:: Input records ::
--------------------------------

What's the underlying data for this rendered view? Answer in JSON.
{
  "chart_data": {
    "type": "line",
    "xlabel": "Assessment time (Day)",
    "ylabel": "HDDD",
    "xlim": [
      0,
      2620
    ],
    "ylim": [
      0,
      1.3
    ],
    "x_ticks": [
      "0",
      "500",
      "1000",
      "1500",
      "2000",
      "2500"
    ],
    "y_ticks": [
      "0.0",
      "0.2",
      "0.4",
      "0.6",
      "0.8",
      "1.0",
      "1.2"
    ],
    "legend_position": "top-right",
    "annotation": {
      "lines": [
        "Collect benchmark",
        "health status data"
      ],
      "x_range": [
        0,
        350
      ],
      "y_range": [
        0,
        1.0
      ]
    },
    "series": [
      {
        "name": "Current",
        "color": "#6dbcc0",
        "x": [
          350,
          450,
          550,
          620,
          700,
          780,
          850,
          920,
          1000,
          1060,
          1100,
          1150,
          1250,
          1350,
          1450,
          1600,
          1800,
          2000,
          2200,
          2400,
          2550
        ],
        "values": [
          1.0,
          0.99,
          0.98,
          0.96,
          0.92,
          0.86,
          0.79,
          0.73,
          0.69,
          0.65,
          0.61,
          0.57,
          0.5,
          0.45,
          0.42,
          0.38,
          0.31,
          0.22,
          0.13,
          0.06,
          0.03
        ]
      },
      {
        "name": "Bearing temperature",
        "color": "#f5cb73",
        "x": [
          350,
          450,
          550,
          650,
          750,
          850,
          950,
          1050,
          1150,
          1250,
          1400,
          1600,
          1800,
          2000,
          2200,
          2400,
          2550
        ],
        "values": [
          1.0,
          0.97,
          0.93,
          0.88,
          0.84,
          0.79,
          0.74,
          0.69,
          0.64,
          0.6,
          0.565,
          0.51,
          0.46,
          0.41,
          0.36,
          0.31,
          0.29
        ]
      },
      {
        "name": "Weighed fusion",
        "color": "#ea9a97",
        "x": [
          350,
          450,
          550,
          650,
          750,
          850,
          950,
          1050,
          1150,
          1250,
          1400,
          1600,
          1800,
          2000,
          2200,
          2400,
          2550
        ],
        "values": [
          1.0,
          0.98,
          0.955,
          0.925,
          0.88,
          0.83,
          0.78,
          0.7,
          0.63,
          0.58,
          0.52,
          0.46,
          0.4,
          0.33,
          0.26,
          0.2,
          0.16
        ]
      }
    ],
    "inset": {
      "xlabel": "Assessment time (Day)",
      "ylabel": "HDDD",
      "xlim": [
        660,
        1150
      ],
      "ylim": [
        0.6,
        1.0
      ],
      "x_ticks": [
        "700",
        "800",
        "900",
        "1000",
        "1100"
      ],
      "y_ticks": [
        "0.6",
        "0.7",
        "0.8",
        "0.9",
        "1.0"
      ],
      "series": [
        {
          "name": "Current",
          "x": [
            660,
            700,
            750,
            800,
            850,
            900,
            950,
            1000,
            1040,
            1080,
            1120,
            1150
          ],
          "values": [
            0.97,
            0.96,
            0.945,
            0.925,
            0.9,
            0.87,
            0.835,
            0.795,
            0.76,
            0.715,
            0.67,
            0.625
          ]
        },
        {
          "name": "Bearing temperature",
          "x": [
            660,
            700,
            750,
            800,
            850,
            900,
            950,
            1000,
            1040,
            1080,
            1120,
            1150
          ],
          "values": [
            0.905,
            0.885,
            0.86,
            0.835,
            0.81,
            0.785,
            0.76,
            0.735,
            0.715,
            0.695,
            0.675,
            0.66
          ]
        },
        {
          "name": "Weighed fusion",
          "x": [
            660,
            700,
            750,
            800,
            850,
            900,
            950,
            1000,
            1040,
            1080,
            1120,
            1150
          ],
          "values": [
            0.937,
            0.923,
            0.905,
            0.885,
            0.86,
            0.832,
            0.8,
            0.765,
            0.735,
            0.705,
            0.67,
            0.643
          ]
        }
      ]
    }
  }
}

--------------------------------

Copy all of the data. Keep every word exactly as it is.

:: Written solution ::
What's the underlying data for this rendered view? Answer in JSON.
{
  "chart_data": {
    "type": "line",
    "xlabel": "Assessment time (Day)",
    "ylabel": "HDDD",
    "xlim": [
      0,
      2620
    ],
    "ylim": [
      0,
      1.3
    ],
    "x_ticks": [
      "0",
      "500",
      "1000",
      "1500",
      "2000",
      "2500"
    ],
    "y_ticks": [
      "0.0",
      "0.2",
      "0.4",
      "0.6",
      "0.8",
      "1.0",
      "1.2"
    ],
    "legend_position": "top-right",
    "annotation": {
      "lines": [
        "Collect benchmark",
        "health status data"
      ],
      "x_range": [
        0,
        350
      ],
      "y_range": [
        0,
        1.0
      ]
    },
    "series": [
      {
        "name": "Current",
        "color": "#6dbcc0",
        "x": [
          350,
          450,
          550,
          620,
          700,
          780,
          850,
          920,
          1000,
          1060,
          1100,
          1150,
          1250,
          1350,
          1450,
          1600,
          1800,
          2000,
          2200,
          2400,
          2550
        ],
        "values": [
          1.0,
          0.99,
          0.98,
          0.96,
          0.92,
          0.86,
          0.79,
          0.73,
          0.69,
          0.65,
          0.61,
          0.57,
          0.5,
          0.45,
          0.42,
          0.38,
          0.31,
          0.22,
          0.13,
          0.06,
          0.03
        ]
      },
      {
        "name": "Bearing temperature",
        "color": "#f5cb73",
        "x": [
          350,
          450,
          550,
          650,
          750,
          850,
          950,
          1050,
          1150,
          1250,
          1400,
          1600,
          1800,
          2000,
          2200,
          2400,
          2550
        ],
        "values": [
          1.0,
          0.97,
          0.93,
          0.88,
          0.84,
          0.79,
          0.74,
          0.69,
          0.64,
          0.6,
          0.565,
          0.51,
          0.46,
          0.41,
          0.36,
          0.31,
          0.29
        ]
      },
      {
        "name": "Weighed fusion",
        "color": "#ea9a97",
        "x": [
          350,
          450,
          550,
          650,
          750,
          850,
          950,
          1050,
          1150,
          1250,
          1400,
          1600,
          1800,
          2000,
          2200,
          2400,
          2550
        ],
        "values": [
          1.0,
          0.98,
          0.955,
          0.925,
          0.88,
          0.83,
          0.78,
          0.7,
          0.63,
          0.58,
          0.52,
          0.46,
          0.4,
          0.33,
          0.26,
          0.2,
          0.16
        ]
      }
    ],
    "inset": {
      "xlabel": "Assessment time (Day)",
      "ylabel": "HDDD",
      "xlim": [
        660,
        1150
      ],
      "ylim": [
        0.6,
        1.0
      ],
      "x_ticks": [
        "700",
        "800",
        "900",
        "1000",
        "1100"
      ],
      "y_ticks": [
        "0.6",
        "0.7",
        "0.8",
        "0.9",
        "1.0"
      ],
      "series": [
        {
          "name": "Current",
          "x": [
            660,
            700,
            750,
            800,
            850,
            900,
            950,
            1000,
            1040,
            1080,
            1120,
            1150
          ],
          "values": [
            0.97,
            0.96,
            0.945,
            0.925,
            0.9,
            0.87,
            0.835,
            0.795,
            0.76,
            0.715,
            0.67,
            0.625
          ]
        },
        {
          "name": "Bearing temperature",
          "x": [
            660,
            700,
            750,
            800,
            850,
            900,
            950,
            1000,
            1040,
            1080,
            1120,
            1150
          ],
          "values": [
            0.905,
            0.885,
            0.86,
            0.835,
            0.81,
            0.785,
            0.76,
            0.735,
            0.715,
            0.695,
            0.675,
            0.66
          ]
        },
        {
          "name": "Weighed fusion",
          "x": [
            660,
            700,
            750,
            800,
            850,
            900,
            950,
            1000,
            1040,
            1080,
            1120,
            1150
          ],
          "values": [
            0.937,
            0.923,
            0.905,
            0.885,
            0.86,
            0.832,
            0.8,
            0.765,
            0.735,
            0.705,
            0.67,
            0.643
          ]
        }
      ]
    }
  }
}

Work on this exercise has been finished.